_The exercise_
Copy all entries without alteration and skip the pictures they hold.

_Supplied entries_
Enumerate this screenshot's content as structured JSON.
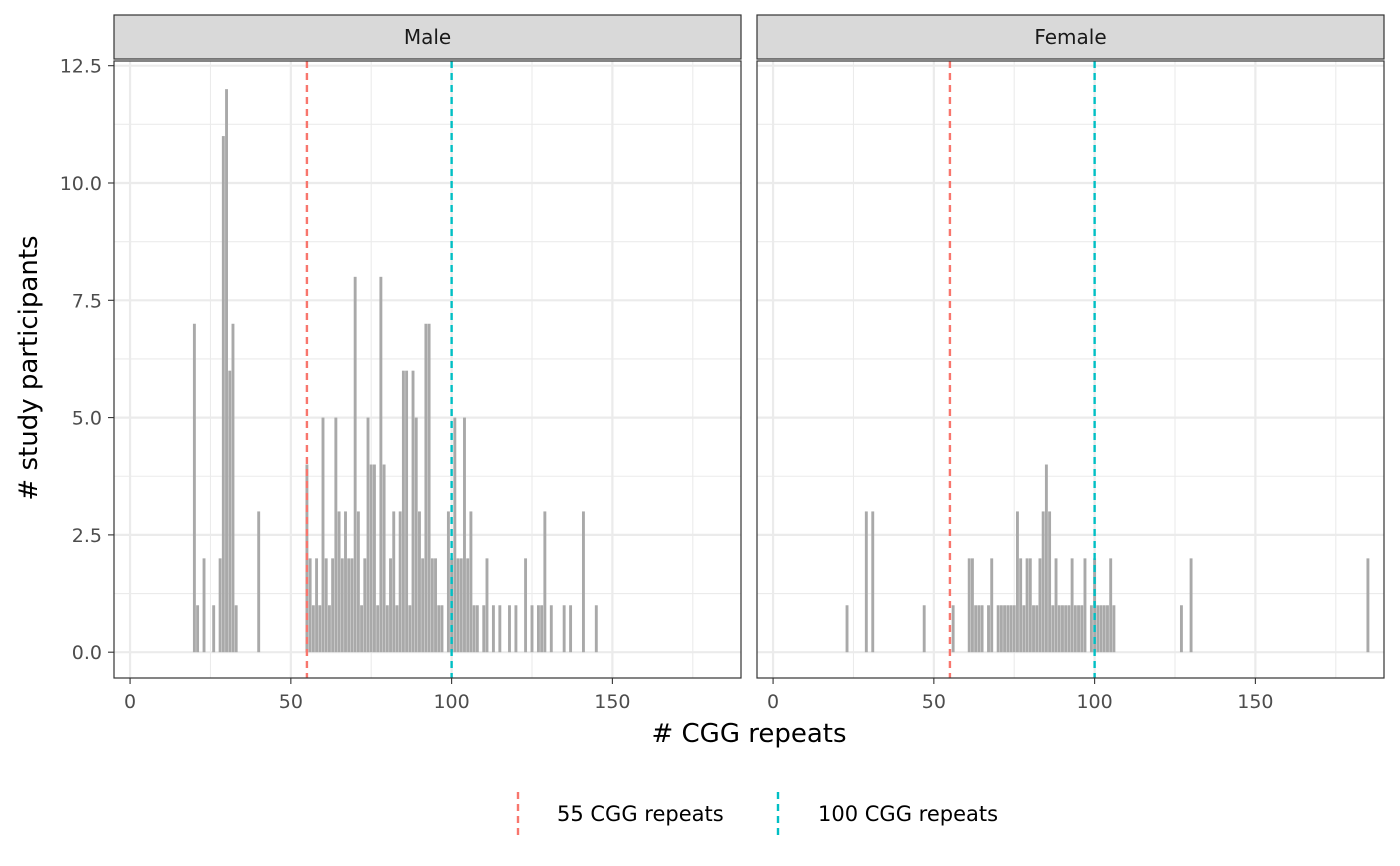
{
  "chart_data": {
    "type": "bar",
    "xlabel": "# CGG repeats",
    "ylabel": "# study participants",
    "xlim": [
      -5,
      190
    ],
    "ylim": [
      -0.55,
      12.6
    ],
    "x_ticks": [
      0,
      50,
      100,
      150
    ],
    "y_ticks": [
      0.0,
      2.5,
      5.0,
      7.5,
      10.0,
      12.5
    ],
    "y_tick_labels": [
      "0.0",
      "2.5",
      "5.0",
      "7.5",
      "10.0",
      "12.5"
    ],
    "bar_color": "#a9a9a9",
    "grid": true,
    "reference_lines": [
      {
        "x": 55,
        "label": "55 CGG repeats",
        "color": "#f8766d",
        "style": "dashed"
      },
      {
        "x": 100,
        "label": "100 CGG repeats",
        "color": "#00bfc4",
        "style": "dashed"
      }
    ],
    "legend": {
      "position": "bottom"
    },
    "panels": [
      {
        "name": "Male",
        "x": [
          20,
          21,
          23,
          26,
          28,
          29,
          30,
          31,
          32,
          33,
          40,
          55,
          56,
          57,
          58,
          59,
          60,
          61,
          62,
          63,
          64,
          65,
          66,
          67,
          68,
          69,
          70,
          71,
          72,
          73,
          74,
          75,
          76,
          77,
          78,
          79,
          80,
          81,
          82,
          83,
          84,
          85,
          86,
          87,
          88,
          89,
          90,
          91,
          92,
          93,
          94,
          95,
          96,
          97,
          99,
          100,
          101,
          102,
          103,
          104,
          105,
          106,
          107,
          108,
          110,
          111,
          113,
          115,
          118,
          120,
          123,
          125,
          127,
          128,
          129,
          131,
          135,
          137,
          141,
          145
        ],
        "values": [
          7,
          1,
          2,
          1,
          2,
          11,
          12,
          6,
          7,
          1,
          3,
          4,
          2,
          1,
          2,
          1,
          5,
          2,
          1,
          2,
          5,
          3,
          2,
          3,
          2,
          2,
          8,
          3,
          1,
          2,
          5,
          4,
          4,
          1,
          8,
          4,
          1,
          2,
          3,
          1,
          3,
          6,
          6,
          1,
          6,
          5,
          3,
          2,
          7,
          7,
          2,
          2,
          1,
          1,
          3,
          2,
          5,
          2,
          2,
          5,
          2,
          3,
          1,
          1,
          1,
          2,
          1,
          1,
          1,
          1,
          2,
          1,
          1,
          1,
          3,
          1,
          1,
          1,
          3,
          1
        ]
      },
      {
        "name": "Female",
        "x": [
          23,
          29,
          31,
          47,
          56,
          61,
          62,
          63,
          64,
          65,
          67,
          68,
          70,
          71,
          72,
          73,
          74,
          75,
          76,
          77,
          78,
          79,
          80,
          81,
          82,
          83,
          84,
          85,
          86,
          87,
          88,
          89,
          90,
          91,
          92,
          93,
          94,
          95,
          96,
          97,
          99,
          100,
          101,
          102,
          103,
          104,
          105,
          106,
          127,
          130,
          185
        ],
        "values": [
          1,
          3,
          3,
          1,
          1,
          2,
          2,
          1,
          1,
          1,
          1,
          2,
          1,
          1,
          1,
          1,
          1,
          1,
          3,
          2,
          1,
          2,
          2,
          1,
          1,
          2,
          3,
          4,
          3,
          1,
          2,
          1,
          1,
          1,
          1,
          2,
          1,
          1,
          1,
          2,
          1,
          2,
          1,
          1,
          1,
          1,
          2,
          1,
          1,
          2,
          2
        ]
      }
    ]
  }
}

_Task solution_
Enumerate this screenshot's content as structured JSON.
{
  "chart_data": {
    "type": "bar",
    "xlabel": "# CGG repeats",
    "ylabel": "# study participants",
    "xlim": [
      -5,
      190
    ],
    "ylim": [
      -0.55,
      12.6
    ],
    "x_ticks": [
      0,
      50,
      100,
      150
    ],
    "y_ticks": [
      0.0,
      2.5,
      5.0,
      7.5,
      10.0,
      12.5
    ],
    "y_tick_labels": [
      "0.0",
      "2.5",
      "5.0",
      "7.5",
      "10.0",
      "12.5"
    ],
    "bar_color": "#a9a9a9",
    "grid": true,
    "reference_lines": [
      {
        "x": 55,
        "label": "55 CGG repeats",
        "color": "#f8766d",
        "style": "dashed"
      },
      {
        "x": 100,
        "label": "100 CGG repeats",
        "color": "#00bfc4",
        "style": "dashed"
      }
    ],
    "legend": {
      "position": "bottom"
    },
    "panels": [
      {
        "name": "Male",
        "x": [
          20,
          21,
          23,
          26,
          28,
          29,
          30,
          31,
          32,
          33,
          40,
          55,
          56,
          57,
          58,
          59,
          60,
          61,
          62,
          63,
          64,
          65,
          66,
          67,
          68,
          69,
          70,
          71,
          72,
          73,
          74,
          75,
          76,
          77,
          78,
          79,
          80,
          81,
          82,
          83,
          84,
          85,
          86,
          87,
          88,
          89,
          90,
          91,
          92,
          93,
          94,
          95,
          96,
          97,
          99,
          100,
          101,
          102,
          103,
          104,
          105,
          106,
          107,
          108,
          110,
          111,
          113,
          115,
          118,
          120,
          123,
          125,
          127,
          128,
          129,
          131,
          135,
          137,
          141,
          145
        ],
        "values": [
          7,
          1,
          2,
          1,
          2,
          11,
          12,
          6,
          7,
          1,
          3,
          4,
          2,
          1,
          2,
          1,
          5,
          2,
          1,
          2,
          5,
          3,
          2,
          3,
          2,
          2,
          8,
          3,
          1,
          2,
          5,
          4,
          4,
          1,
          8,
          4,
          1,
          2,
          3,
          1,
          3,
          6,
          6,
          1,
          6,
          5,
          3,
          2,
          7,
          7,
          2,
          2,
          1,
          1,
          3,
          2,
          5,
          2,
          2,
          5,
          2,
          3,
          1,
          1,
          1,
          2,
          1,
          1,
          1,
          1,
          2,
          1,
          1,
          1,
          3,
          1,
          1,
          1,
          3,
          1
        ]
      },
      {
        "name": "Female",
        "x": [
          23,
          29,
          31,
          47,
          56,
          61,
          62,
          63,
          64,
          65,
          67,
          68,
          70,
          71,
          72,
          73,
          74,
          75,
          76,
          77,
          78,
          79,
          80,
          81,
          82,
          83,
          84,
          85,
          86,
          87,
          88,
          89,
          90,
          91,
          92,
          93,
          94,
          95,
          96,
          97,
          99,
          100,
          101,
          102,
          103,
          104,
          105,
          106,
          127,
          130,
          185
        ],
        "values": [
          1,
          3,
          3,
          1,
          1,
          2,
          2,
          1,
          1,
          1,
          1,
          2,
          1,
          1,
          1,
          1,
          1,
          1,
          3,
          2,
          1,
          2,
          2,
          1,
          1,
          2,
          3,
          4,
          3,
          1,
          2,
          1,
          1,
          1,
          1,
          2,
          1,
          1,
          1,
          2,
          1,
          2,
          1,
          1,
          1,
          1,
          2,
          1,
          1,
          2,
          2
        ]
      }
    ]
  }
}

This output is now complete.